▶ _Request_
Answer with one number: how many lines hold the string "Asparagus".

[Collected data]
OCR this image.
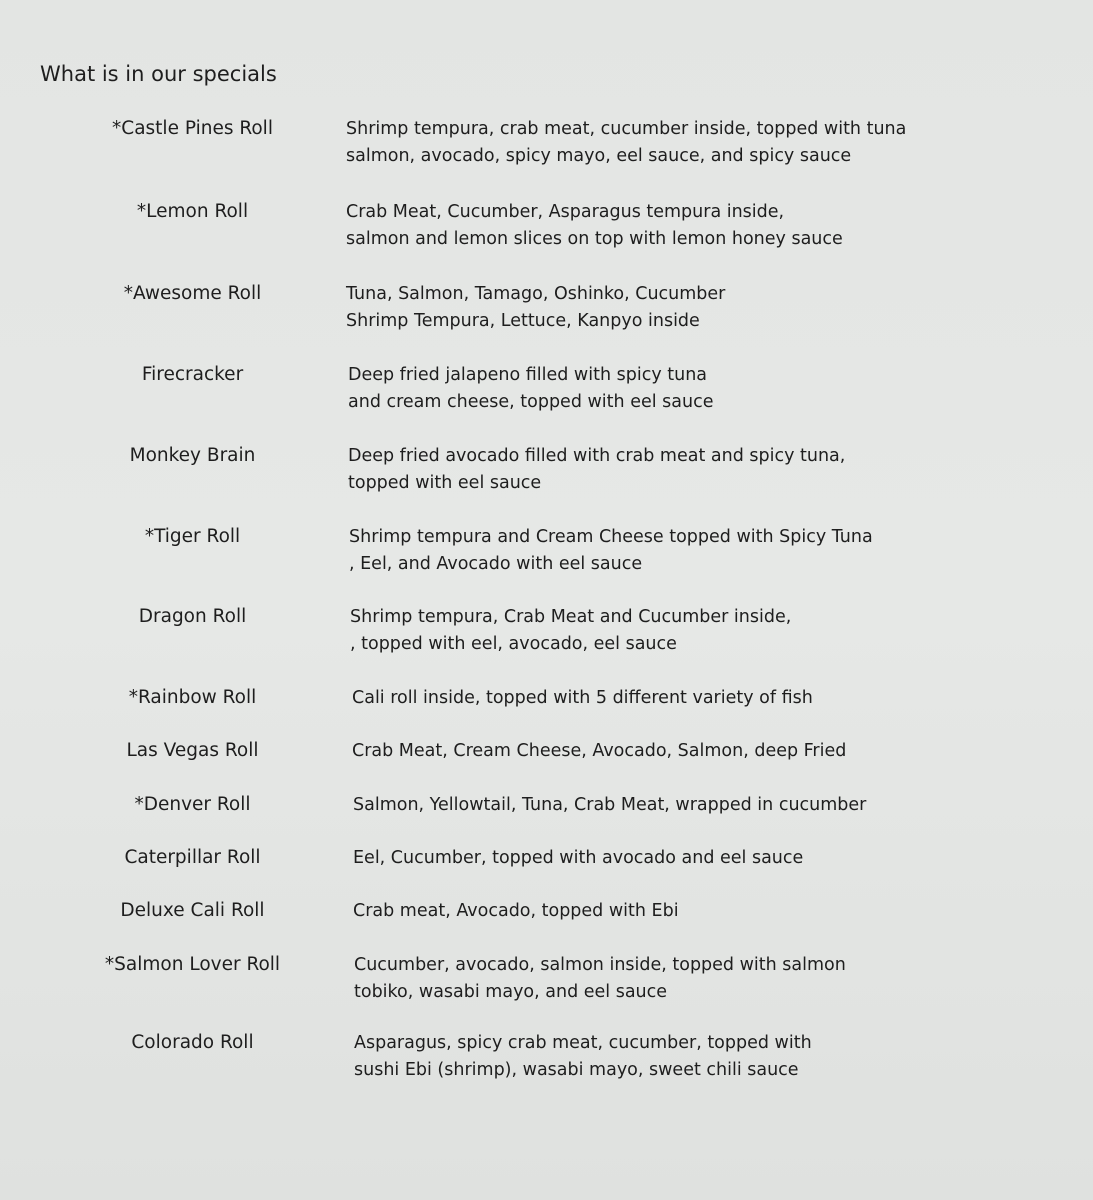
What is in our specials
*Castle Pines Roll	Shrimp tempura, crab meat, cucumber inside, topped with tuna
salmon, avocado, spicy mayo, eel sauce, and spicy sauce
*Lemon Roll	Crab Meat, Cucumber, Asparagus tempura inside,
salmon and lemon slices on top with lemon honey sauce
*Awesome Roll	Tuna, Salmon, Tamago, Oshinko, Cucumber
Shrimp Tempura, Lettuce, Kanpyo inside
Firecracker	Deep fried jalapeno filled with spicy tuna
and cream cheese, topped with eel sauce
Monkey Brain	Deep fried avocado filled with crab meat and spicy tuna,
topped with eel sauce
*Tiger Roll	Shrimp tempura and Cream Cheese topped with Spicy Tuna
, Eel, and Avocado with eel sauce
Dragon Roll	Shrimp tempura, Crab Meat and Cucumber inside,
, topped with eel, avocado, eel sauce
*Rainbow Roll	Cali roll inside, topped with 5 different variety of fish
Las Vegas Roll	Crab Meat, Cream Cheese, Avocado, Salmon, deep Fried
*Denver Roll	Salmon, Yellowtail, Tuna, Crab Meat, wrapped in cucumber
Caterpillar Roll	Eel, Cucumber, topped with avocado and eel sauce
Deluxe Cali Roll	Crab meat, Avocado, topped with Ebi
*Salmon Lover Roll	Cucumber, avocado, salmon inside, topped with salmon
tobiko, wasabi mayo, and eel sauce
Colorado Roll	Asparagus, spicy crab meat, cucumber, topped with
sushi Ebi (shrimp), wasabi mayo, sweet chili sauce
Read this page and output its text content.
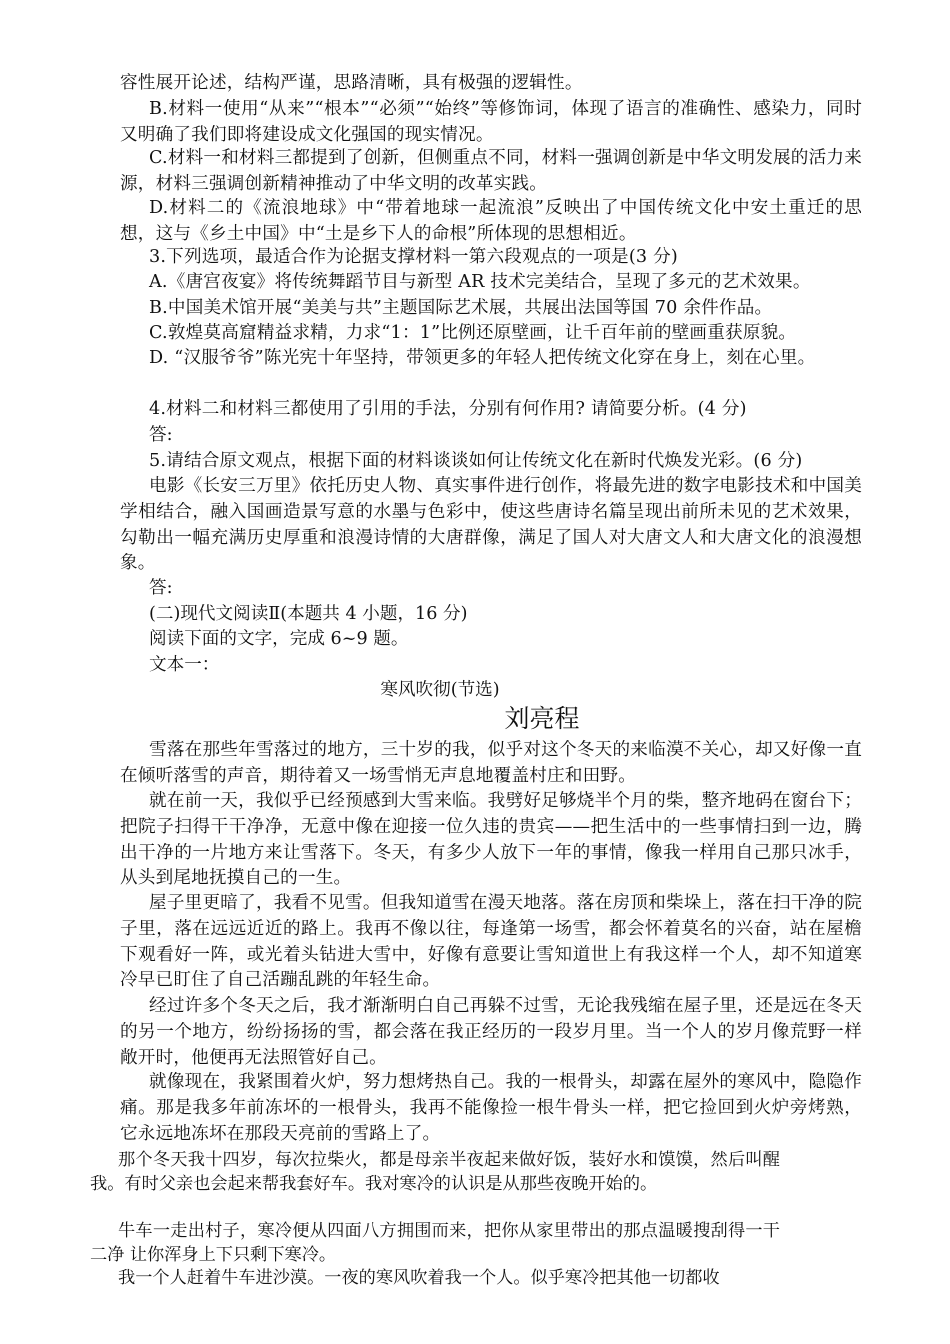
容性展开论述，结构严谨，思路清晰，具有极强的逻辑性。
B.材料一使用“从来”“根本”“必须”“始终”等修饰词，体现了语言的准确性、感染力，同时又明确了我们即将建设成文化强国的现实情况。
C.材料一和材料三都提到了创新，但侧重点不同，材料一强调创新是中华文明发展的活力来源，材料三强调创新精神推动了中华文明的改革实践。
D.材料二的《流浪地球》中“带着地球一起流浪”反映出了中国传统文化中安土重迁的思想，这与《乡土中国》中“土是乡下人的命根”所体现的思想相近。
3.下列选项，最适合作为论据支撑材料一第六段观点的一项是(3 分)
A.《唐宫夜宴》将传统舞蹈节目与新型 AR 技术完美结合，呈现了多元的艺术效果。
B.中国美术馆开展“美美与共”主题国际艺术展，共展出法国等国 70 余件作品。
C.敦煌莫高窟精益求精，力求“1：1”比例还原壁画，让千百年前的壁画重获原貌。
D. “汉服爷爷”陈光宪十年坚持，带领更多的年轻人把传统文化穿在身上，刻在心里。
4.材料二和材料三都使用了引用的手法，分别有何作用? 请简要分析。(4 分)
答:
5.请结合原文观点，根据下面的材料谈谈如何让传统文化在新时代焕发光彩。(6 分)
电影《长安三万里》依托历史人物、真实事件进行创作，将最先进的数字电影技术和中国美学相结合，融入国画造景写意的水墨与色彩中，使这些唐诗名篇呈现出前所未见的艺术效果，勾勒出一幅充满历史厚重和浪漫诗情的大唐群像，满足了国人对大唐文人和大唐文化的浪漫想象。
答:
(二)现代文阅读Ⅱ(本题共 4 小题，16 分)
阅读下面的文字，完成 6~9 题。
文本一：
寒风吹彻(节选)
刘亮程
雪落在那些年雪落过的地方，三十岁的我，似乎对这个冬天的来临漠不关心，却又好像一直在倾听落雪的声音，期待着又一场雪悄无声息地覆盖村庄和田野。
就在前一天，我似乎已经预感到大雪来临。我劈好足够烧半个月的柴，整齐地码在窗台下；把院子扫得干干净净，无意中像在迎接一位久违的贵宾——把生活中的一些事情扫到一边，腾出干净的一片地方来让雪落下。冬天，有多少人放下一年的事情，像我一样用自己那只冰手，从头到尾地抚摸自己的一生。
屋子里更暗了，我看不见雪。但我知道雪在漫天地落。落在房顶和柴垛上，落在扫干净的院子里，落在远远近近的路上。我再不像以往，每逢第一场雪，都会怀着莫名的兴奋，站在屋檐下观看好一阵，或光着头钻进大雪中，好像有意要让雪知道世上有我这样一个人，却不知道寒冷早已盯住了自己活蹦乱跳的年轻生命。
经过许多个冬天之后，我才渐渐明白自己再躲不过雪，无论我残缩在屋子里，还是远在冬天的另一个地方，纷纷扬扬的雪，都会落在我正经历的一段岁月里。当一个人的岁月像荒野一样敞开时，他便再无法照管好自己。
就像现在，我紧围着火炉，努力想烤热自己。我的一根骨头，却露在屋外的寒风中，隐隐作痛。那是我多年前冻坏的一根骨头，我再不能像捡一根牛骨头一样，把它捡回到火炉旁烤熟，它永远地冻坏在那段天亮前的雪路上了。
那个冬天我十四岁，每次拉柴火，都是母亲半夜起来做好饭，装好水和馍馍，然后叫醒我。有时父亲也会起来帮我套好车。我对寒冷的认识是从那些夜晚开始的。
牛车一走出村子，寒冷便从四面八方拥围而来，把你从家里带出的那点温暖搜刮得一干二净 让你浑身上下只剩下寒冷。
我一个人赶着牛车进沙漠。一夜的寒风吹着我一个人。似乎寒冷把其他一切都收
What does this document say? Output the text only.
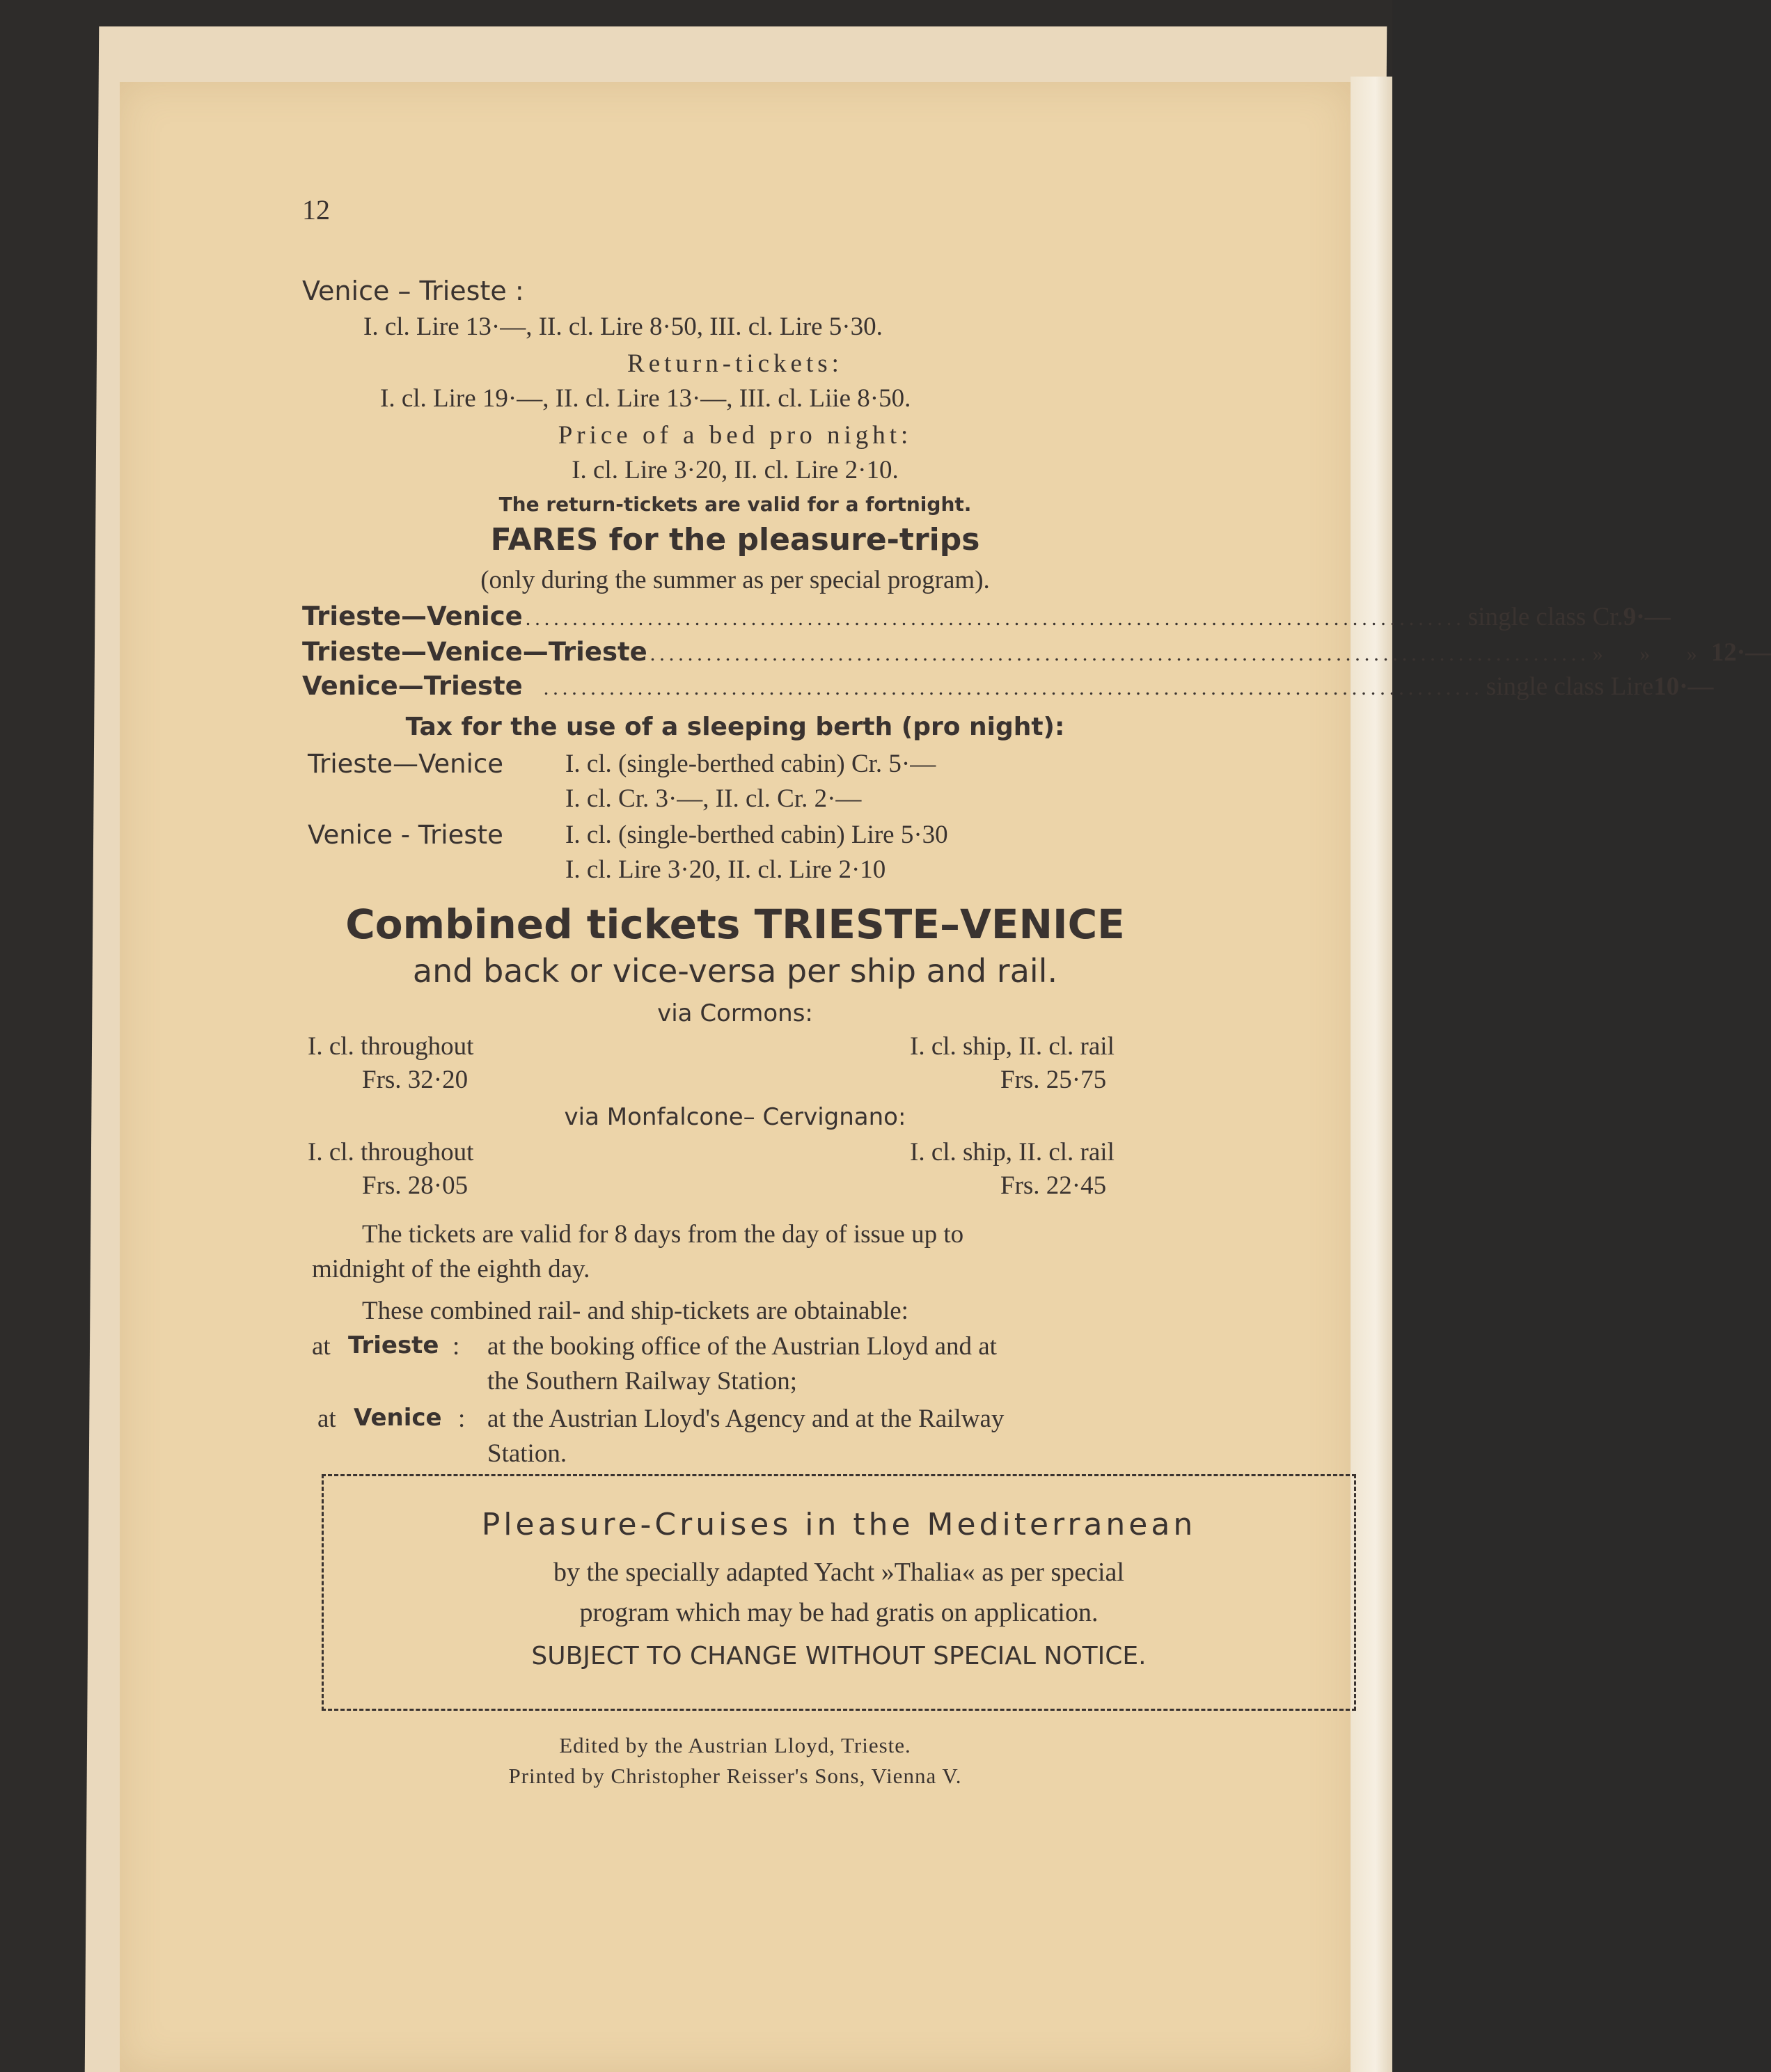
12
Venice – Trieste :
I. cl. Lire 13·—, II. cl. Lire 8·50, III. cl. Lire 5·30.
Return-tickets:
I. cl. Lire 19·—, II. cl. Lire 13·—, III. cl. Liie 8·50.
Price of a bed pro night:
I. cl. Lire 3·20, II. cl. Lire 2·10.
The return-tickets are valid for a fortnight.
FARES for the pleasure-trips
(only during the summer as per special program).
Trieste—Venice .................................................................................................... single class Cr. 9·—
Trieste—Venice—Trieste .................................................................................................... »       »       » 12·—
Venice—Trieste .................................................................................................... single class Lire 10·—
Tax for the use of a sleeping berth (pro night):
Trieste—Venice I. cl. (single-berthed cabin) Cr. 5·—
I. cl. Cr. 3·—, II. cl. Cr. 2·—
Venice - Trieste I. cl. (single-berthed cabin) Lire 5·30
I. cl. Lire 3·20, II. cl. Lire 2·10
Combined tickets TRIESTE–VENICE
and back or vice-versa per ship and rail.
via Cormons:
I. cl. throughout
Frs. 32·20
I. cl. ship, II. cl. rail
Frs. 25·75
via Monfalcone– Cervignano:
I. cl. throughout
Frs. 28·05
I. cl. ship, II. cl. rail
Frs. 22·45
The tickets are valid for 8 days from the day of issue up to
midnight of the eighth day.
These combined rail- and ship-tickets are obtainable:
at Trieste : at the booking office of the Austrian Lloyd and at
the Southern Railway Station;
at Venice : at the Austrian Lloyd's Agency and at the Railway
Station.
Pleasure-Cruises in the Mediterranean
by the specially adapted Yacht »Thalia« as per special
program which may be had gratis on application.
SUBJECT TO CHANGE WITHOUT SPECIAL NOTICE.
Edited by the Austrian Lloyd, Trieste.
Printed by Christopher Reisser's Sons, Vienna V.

▶ _Response below_
2